§ **ЦИТИРУЕМЫЙ ТЕКСТ**
>>>>>
Русская «антигоголевская» полемика — это огромная тема. Это своего рода призма, сквозь которую можно вычленить и проанализировать элементы и динамику как исторического диалога, так и исторического противостояния России и Украины в трагически переломные моменты развития этих двух стран.
«Загадочность» Гоголя стала едва ли не общим местом как русского, так и зарубежного гоголеведения. Гоголь — «великий меланхолик», как назвал его Пушкин, и Гоголь — «демон смеха», по определению Достоевского. Гоголь как «добыча сатанинской гордости» и одновременно — «святой» в глазах одного и того же Сергея Аксакова. Гоголь — «русский Паскаль» по определению Льва Толстого и Гоголь — «инфернальный художник», по словам Бердяева, — ни одна фигура в русской литературе, кажется, не возбуждала столько противоречивых суждений, как Гоголь, «самый загадочный русский писатель», как называл его тот же Бердяев в «Духах русской революции». Глашатаи противоположных идеологических лагерей, московских славянофилов и петербургских западников, как тот же Аксаков и Белинский, боролись друг с другом, пытаясь сделать Гоголя «своим». Но в то же время все «истинно русские люди», от Шевырева до Сенковского и Полевого, от Белинского до Николая I, видели в нем «врага России» («Как же вышло, — обескураженно недоумевал Гоголь, — что на меня рассердились все до единого в России? Восточные, западные, нейтральные все огорчились». Но со всей очевидностью настоящую причину этого он знал: «Малейший призрак истины — и против тебя восстают, и не один человек, а целые сословия»).
<<<<<
§ **УСЛОВИЕ ЗАДАЧИ**
Допишите следующую часть текста о загадочности Гоголя и русской антигоголевской полемике. Материал, приведенный далее, здесь никакой роли не играет.

§ **МАТЕРИАЛ**
>>>>>
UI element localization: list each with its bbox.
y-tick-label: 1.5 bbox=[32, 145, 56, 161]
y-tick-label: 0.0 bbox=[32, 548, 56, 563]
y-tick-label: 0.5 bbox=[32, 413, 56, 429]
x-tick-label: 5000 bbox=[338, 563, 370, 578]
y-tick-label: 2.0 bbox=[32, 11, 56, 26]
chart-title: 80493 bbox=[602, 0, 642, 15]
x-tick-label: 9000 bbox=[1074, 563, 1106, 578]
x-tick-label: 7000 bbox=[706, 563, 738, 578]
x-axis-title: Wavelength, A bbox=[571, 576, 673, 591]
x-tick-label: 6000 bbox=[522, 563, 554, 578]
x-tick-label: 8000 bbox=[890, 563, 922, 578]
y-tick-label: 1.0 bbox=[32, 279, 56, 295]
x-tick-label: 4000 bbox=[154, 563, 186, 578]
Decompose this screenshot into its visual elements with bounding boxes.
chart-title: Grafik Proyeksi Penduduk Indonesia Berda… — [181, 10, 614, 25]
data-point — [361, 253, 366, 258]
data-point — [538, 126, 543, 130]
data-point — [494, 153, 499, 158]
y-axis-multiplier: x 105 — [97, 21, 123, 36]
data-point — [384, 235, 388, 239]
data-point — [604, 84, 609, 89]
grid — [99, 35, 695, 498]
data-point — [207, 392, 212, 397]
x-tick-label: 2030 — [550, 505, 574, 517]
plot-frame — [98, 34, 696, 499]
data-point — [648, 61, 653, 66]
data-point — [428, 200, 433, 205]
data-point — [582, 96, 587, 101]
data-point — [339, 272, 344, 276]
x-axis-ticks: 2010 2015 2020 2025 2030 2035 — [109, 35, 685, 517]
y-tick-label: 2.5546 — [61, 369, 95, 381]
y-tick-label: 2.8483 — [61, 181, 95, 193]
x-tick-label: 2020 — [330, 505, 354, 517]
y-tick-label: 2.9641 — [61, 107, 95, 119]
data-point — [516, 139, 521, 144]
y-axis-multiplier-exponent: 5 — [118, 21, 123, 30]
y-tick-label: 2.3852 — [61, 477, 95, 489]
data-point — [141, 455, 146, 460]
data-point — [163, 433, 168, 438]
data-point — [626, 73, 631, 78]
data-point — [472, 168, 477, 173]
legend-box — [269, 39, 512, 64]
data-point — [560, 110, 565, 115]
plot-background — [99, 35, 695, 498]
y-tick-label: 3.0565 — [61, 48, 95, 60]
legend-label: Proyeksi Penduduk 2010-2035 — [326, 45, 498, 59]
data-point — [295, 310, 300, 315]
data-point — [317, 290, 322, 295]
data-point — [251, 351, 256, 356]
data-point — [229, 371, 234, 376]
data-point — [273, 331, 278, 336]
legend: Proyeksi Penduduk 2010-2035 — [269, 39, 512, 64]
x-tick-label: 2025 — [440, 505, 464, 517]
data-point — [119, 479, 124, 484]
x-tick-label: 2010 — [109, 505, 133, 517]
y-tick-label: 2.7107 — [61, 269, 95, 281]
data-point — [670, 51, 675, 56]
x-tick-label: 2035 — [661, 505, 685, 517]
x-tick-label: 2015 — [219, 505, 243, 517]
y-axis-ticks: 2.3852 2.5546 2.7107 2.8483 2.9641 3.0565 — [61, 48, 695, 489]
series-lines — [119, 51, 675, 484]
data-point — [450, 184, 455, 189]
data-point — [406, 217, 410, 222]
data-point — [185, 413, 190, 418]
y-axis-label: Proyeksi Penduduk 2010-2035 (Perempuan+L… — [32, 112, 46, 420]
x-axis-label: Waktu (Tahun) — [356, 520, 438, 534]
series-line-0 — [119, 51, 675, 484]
<<<<<
§ **ИТОГ ВЫПОЛНЕНИЯ**
Маланюк, рассматривающий Гоголя в координатах украинской реальности, в значительной мере помогает осознать, откуда эта «непонятная враждебность», которую Гоголь внушал даже самым близким друзьям, почему в нем чувствовалось «что-то страшно далекое, чуждое, удивительное», тайна, не расшифрованная по сей день, как писал Д. Мережковский в книге «Гоголь. Творчество, жизнь и религия» (Санкт-Петербург, 1911, с. 76). И почему, наконец, между Гоголем, одним из творцов новой русской литературы, и русским обществом разверзлась пропасть. Та «пропасть», из которой, однако, родилась не только великая русская проза, но и русская религиозная мысль нового времени — от Достоевского и Толстого до Соловьева, Розанова, Федорова, Бердяева и др.
Хрестоматийно известно, что в хоре современников Гоголя, опровергающих писателя, одним из самых «неистовых» его оппонентов был «неистовый Виссарион» (а по определению Гоголя — «недоучившийся» критик). Несколько аспектов критики Белинского впоследствии просматривались с пугающей регулярностью и у других оппонентов Гоголя. Первый из них — методологический. В критической оценке творчества Гоголя со стороны Белинского начинается процесс «идеологизации» писателя (который с вариантами и вариациями будет длиться до Набокова), его искусственного приспосабливания к априорным клише, навязывания ему некой «сетки» внешних диктатов. Складывается впечатление, что Гоголь нарушил неписанное «табу», вторгся в некую запрещенную комнату Синей Бороды, и с этого вторжения (как попытается это доказать Розанов) начнутся беды не только всей русской литературы, но и самой России.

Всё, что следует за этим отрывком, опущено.